→ Instructions for the task
Report all lines holding "berührt".

→ Provided entries
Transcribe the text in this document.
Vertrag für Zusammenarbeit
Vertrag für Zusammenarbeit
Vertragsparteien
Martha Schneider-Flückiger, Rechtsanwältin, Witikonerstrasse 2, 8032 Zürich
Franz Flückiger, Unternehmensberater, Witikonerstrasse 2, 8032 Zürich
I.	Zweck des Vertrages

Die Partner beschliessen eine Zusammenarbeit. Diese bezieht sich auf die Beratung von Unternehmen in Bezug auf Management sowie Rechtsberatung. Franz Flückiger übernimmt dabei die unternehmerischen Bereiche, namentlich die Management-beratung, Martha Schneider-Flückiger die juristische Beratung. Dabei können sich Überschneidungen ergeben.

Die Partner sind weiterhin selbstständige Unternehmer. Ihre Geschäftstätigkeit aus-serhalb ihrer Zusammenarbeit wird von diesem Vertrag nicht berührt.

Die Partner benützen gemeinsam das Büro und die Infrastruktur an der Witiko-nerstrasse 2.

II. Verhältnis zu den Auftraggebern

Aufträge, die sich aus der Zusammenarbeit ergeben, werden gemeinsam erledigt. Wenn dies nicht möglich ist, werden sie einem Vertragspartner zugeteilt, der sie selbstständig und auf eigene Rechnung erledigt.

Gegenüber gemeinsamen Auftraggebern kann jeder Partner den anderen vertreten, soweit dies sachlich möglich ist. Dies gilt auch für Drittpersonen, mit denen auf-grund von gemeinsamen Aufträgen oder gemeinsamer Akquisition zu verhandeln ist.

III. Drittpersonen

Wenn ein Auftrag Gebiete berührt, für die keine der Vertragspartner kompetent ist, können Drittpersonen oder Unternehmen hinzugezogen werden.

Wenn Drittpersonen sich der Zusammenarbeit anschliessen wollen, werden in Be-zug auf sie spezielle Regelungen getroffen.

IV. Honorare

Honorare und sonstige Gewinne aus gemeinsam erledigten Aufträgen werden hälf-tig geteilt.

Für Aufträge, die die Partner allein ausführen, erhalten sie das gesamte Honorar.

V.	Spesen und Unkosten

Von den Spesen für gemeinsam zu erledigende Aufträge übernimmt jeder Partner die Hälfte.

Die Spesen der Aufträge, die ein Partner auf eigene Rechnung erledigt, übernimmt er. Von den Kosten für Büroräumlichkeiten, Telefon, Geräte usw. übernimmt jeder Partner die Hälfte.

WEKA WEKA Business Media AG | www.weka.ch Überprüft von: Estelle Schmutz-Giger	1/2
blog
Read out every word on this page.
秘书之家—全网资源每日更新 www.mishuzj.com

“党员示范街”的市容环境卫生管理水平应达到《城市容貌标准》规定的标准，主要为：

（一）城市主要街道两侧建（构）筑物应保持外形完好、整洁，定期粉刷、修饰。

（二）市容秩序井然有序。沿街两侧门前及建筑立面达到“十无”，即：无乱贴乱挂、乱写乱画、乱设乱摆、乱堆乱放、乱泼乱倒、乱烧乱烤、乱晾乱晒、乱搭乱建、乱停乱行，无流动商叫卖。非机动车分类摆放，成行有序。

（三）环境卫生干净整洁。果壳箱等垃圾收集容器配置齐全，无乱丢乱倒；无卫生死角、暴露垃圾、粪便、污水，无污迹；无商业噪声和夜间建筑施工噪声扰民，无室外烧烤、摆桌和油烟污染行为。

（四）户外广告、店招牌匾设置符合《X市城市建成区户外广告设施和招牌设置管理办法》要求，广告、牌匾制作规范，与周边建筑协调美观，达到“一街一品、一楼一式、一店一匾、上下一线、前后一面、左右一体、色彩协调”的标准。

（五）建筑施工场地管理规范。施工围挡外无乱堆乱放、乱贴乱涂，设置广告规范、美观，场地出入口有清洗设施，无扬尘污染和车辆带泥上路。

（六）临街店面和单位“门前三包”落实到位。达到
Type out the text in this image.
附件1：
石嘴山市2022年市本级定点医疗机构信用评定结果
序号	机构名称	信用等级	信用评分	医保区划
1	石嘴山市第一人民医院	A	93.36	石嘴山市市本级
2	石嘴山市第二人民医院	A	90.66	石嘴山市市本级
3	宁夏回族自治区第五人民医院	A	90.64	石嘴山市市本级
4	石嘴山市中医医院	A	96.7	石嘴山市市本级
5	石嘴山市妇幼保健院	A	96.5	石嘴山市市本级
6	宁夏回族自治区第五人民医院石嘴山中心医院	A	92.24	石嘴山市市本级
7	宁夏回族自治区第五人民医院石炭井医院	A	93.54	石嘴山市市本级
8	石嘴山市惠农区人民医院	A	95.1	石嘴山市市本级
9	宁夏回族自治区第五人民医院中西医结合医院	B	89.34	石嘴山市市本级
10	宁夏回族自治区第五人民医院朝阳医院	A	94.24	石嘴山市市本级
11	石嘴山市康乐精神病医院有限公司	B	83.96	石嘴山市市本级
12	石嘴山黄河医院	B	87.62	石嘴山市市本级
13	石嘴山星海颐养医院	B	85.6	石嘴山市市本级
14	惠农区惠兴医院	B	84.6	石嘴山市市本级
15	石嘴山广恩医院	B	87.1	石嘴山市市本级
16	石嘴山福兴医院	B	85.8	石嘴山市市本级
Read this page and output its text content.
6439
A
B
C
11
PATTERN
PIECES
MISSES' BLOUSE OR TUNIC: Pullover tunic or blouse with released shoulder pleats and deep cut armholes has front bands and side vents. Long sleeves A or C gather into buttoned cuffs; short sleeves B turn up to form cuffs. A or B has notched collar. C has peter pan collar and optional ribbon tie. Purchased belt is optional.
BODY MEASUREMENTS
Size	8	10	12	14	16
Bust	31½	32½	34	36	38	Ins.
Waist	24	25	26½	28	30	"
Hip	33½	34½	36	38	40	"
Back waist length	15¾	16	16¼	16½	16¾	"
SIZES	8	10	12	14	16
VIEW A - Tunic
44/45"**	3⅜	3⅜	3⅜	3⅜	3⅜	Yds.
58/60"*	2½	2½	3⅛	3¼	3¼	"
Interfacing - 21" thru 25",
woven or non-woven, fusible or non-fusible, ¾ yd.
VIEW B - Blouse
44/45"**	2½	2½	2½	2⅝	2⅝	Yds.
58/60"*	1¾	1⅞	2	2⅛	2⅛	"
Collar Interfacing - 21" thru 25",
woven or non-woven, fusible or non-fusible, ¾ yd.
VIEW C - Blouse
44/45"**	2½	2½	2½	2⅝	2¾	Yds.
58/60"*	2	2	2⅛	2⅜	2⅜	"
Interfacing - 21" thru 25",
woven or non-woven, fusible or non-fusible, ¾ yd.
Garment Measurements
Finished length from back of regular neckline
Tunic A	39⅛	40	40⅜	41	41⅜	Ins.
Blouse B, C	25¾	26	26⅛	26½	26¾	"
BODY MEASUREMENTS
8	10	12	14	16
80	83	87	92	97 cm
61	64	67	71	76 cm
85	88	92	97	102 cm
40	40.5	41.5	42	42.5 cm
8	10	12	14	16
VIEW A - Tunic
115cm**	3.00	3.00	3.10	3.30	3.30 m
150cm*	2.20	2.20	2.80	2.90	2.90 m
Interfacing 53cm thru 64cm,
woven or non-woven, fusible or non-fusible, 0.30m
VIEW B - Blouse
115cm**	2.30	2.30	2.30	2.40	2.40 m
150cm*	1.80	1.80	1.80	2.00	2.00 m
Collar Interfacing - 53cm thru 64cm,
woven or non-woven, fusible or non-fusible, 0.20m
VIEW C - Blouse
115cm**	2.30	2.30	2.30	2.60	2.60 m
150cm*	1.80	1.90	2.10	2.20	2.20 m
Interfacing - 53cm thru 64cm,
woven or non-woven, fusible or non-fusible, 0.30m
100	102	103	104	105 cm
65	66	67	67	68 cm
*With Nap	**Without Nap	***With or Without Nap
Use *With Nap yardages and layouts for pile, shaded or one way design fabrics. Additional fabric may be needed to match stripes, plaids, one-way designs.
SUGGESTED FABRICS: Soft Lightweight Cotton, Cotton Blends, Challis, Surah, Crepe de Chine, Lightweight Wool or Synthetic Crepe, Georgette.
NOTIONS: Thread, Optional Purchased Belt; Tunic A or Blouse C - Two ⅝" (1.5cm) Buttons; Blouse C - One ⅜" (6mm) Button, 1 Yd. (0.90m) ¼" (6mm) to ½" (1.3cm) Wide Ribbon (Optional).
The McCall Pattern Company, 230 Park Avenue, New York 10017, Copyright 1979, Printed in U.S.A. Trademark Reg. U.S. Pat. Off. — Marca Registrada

→ Response for this exercise
Die Partner sind weiterhin selbstständige Unternehmer. Ihre Geschäftstätigkeit aus-serhalb ihrer Zusammenarbeit wird von diesem Vertrag nicht berührt.
Wenn ein Auftrag Gebiete berührt, für die keine der Vertragspartner kompetent ist, können Drittpersonen oder Unternehmen hinzugezogen werden.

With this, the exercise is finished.